* begin *

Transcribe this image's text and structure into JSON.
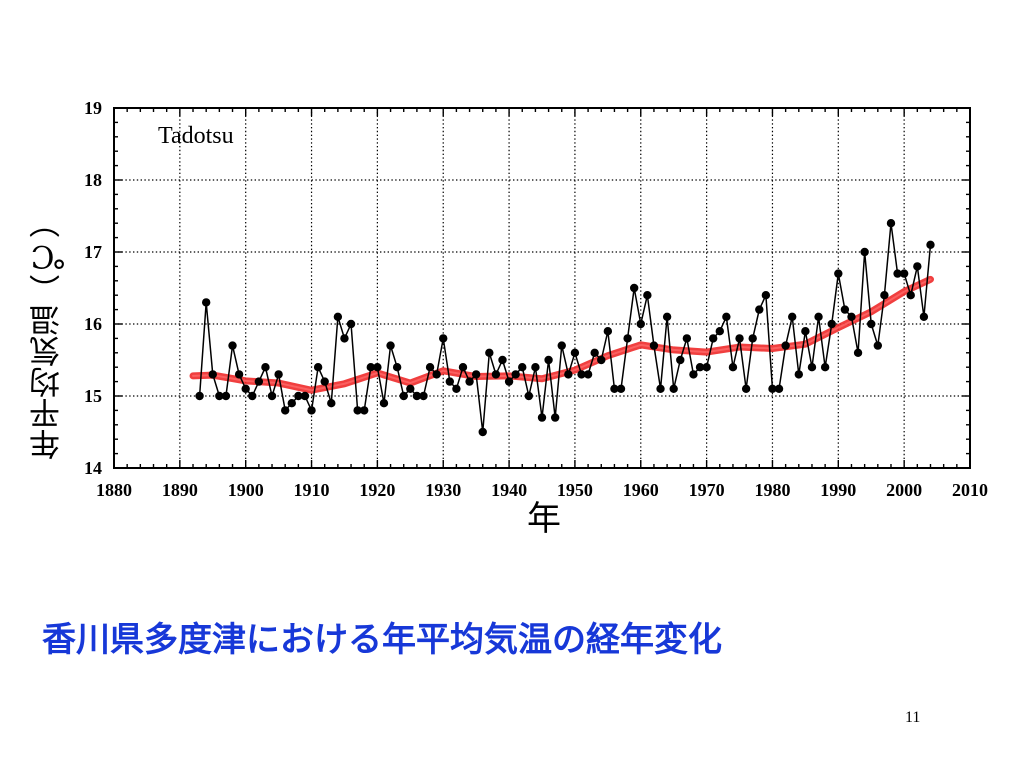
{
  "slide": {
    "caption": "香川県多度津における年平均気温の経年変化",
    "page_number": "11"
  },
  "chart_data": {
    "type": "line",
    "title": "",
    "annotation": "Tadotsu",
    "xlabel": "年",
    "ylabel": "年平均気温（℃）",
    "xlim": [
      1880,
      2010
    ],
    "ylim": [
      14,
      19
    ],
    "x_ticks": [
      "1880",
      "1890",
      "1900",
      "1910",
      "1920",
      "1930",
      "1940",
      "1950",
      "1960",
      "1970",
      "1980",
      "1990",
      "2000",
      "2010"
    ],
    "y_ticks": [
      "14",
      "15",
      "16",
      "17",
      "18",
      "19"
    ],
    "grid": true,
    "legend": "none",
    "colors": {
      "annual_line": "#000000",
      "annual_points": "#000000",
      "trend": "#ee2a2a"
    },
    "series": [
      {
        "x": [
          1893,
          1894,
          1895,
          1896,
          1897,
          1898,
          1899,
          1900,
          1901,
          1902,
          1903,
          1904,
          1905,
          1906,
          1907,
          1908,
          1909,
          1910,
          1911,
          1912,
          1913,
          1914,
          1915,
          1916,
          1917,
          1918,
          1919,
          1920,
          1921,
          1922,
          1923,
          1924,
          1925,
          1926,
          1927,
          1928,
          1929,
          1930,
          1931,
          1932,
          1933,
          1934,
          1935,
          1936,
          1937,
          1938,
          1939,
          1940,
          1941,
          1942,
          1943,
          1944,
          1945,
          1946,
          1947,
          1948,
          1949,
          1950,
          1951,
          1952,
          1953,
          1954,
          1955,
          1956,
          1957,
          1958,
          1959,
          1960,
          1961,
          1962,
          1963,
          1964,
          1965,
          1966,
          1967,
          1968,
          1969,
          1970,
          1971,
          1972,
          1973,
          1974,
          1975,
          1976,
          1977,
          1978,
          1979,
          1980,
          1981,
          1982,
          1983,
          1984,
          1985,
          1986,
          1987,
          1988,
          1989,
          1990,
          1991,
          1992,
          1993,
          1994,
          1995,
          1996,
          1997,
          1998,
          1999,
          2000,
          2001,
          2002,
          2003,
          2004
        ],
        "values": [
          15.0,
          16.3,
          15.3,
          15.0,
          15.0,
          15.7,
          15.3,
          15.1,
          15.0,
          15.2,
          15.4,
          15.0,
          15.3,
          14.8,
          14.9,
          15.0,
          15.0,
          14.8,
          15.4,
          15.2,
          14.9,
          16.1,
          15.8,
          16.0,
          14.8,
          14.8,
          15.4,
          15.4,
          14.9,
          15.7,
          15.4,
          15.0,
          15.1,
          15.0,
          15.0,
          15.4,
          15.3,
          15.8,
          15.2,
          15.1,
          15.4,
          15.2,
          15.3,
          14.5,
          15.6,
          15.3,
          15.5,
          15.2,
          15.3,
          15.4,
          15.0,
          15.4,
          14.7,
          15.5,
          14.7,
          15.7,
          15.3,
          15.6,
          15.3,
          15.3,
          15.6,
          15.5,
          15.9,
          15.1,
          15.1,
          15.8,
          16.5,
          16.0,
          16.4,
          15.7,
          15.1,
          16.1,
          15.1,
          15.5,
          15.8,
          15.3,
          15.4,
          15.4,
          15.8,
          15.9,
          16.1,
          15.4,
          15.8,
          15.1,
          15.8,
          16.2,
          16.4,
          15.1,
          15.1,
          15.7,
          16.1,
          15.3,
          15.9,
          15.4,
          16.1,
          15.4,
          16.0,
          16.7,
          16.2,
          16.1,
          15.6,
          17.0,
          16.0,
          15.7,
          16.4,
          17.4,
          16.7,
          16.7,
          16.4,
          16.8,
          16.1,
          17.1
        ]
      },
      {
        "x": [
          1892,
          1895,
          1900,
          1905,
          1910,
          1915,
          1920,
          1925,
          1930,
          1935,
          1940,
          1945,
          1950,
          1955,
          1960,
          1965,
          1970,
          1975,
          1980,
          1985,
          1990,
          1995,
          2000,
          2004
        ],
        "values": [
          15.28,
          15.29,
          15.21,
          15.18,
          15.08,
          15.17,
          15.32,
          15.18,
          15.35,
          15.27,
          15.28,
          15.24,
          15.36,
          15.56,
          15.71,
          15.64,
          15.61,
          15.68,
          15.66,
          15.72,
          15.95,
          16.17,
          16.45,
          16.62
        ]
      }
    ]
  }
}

* end *

- **Task to carry out**
Reproduce the material above in full, exactly, with no images.

- **Solved problem**
Transcribe this image's text and structure into JSON.
{
  "slide": {
    "caption": "香川県多度津における年平均気温の経年変化",
    "page_number": "11"
  },
  "chart_data": {
    "type": "line",
    "title": "",
    "annotation": "Tadotsu",
    "xlabel": "年",
    "ylabel": "年平均気温（℃）",
    "xlim": [
      1880,
      2010
    ],
    "ylim": [
      14,
      19
    ],
    "x_ticks": [
      "1880",
      "1890",
      "1900",
      "1910",
      "1920",
      "1930",
      "1940",
      "1950",
      "1960",
      "1970",
      "1980",
      "1990",
      "2000",
      "2010"
    ],
    "y_ticks": [
      "14",
      "15",
      "16",
      "17",
      "18",
      "19"
    ],
    "grid": true,
    "legend": "none",
    "colors": {
      "annual_line": "#000000",
      "annual_points": "#000000",
      "trend": "#ee2a2a"
    },
    "series": [
      {
        "x": [
          1893,
          1894,
          1895,
          1896,
          1897,
          1898,
          1899,
          1900,
          1901,
          1902,
          1903,
          1904,
          1905,
          1906,
          1907,
          1908,
          1909,
          1910,
          1911,
          1912,
          1913,
          1914,
          1915,
          1916,
          1917,
          1918,
          1919,
          1920,
          1921,
          1922,
          1923,
          1924,
          1925,
          1926,
          1927,
          1928,
          1929,
          1930,
          1931,
          1932,
          1933,
          1934,
          1935,
          1936,
          1937,
          1938,
          1939,
          1940,
          1941,
          1942,
          1943,
          1944,
          1945,
          1946,
          1947,
          1948,
          1949,
          1950,
          1951,
          1952,
          1953,
          1954,
          1955,
          1956,
          1957,
          1958,
          1959,
          1960,
          1961,
          1962,
          1963,
          1964,
          1965,
          1966,
          1967,
          1968,
          1969,
          1970,
          1971,
          1972,
          1973,
          1974,
          1975,
          1976,
          1977,
          1978,
          1979,
          1980,
          1981,
          1982,
          1983,
          1984,
          1985,
          1986,
          1987,
          1988,
          1989,
          1990,
          1991,
          1992,
          1993,
          1994,
          1995,
          1996,
          1997,
          1998,
          1999,
          2000,
          2001,
          2002,
          2003,
          2004
        ],
        "values": [
          15.0,
          16.3,
          15.3,
          15.0,
          15.0,
          15.7,
          15.3,
          15.1,
          15.0,
          15.2,
          15.4,
          15.0,
          15.3,
          14.8,
          14.9,
          15.0,
          15.0,
          14.8,
          15.4,
          15.2,
          14.9,
          16.1,
          15.8,
          16.0,
          14.8,
          14.8,
          15.4,
          15.4,
          14.9,
          15.7,
          15.4,
          15.0,
          15.1,
          15.0,
          15.0,
          15.4,
          15.3,
          15.8,
          15.2,
          15.1,
          15.4,
          15.2,
          15.3,
          14.5,
          15.6,
          15.3,
          15.5,
          15.2,
          15.3,
          15.4,
          15.0,
          15.4,
          14.7,
          15.5,
          14.7,
          15.7,
          15.3,
          15.6,
          15.3,
          15.3,
          15.6,
          15.5,
          15.9,
          15.1,
          15.1,
          15.8,
          16.5,
          16.0,
          16.4,
          15.7,
          15.1,
          16.1,
          15.1,
          15.5,
          15.8,
          15.3,
          15.4,
          15.4,
          15.8,
          15.9,
          16.1,
          15.4,
          15.8,
          15.1,
          15.8,
          16.2,
          16.4,
          15.1,
          15.1,
          15.7,
          16.1,
          15.3,
          15.9,
          15.4,
          16.1,
          15.4,
          16.0,
          16.7,
          16.2,
          16.1,
          15.6,
          17.0,
          16.0,
          15.7,
          16.4,
          17.4,
          16.7,
          16.7,
          16.4,
          16.8,
          16.1,
          17.1
        ]
      },
      {
        "x": [
          1892,
          1895,
          1900,
          1905,
          1910,
          1915,
          1920,
          1925,
          1930,
          1935,
          1940,
          1945,
          1950,
          1955,
          1960,
          1965,
          1970,
          1975,
          1980,
          1985,
          1990,
          1995,
          2000,
          2004
        ],
        "values": [
          15.28,
          15.29,
          15.21,
          15.18,
          15.08,
          15.17,
          15.32,
          15.18,
          15.35,
          15.27,
          15.28,
          15.24,
          15.36,
          15.56,
          15.71,
          15.64,
          15.61,
          15.68,
          15.66,
          15.72,
          15.95,
          16.17,
          16.45,
          16.62
        ]
      }
    ]
  }
}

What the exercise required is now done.